▶ Input material:
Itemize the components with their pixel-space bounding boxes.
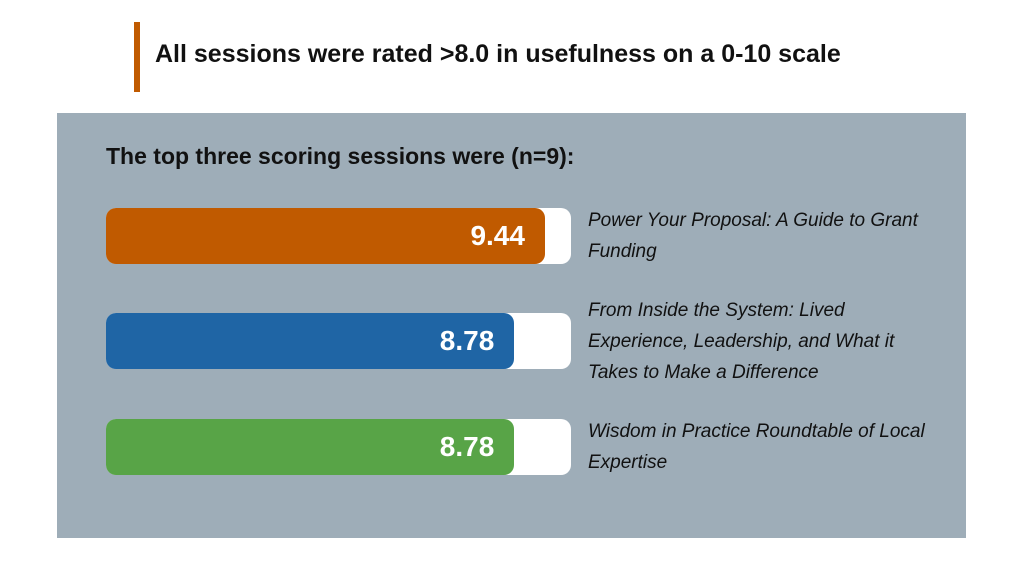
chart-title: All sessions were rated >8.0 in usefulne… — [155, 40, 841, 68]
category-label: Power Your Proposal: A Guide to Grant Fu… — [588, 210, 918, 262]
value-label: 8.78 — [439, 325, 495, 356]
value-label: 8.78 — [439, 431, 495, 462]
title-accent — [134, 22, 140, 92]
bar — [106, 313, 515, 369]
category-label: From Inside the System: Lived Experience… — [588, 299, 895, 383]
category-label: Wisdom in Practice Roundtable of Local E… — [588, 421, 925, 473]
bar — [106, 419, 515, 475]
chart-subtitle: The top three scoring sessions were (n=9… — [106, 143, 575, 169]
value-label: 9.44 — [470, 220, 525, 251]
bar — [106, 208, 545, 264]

--

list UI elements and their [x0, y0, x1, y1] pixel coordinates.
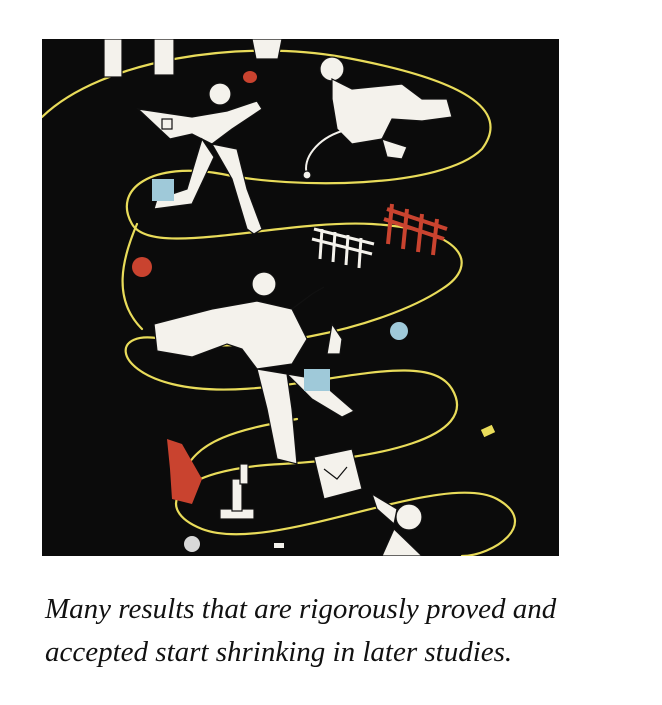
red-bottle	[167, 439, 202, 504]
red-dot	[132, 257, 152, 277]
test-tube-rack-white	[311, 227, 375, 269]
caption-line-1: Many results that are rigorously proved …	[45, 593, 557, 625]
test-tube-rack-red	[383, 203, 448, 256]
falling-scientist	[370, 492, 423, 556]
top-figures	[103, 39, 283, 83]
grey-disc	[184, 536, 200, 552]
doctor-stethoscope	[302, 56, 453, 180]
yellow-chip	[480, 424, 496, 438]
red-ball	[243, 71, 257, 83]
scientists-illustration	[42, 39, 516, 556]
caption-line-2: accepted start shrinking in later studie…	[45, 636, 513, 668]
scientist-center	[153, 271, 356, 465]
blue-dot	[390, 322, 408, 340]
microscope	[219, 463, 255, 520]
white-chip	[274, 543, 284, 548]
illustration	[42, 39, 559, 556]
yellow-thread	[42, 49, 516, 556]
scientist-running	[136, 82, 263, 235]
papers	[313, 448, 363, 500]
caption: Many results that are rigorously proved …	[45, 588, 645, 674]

▶ Set exercise: Turn the rows between the lines holding "Itemize the components" and "bar — [106, 208, 545, 264]", inclusive, into a JSON list of strings, one string per line. Skip blank lines and leave the pictures out.

▶ Solution to this task:
[
  "Itemize the components with their pixel-space bounding boxes.",
  "chart-title: All sessions were rated >8.0 in usefulne… — [155, 40, 841, 68]",
  "category-label: Power Your Proposal: A Guide to Grant Fu… — [588, 210, 918, 262]",
  "value-label: 8.78 — [439, 325, 495, 356]",
  "value-label: 8.78 — [439, 431, 495, 462]",
  "title-accent — [134, 22, 140, 92]",
  "bar — [106, 313, 515, 369]",
  "category-label: From Inside the System: Lived Experience… — [588, 299, 895, 383]",
  "category-label: Wisdom in Practice Roundtable of Local E… — [588, 421, 925, 473]",
  "bar — [106, 419, 515, 475]",
  "chart-subtitle: The top three scoring sessions were (n=9… — [106, 143, 575, 169]",
  "value-label: 9.44 — [470, 220, 525, 251]",
  "bar — [106, 208, 545, 264]"
]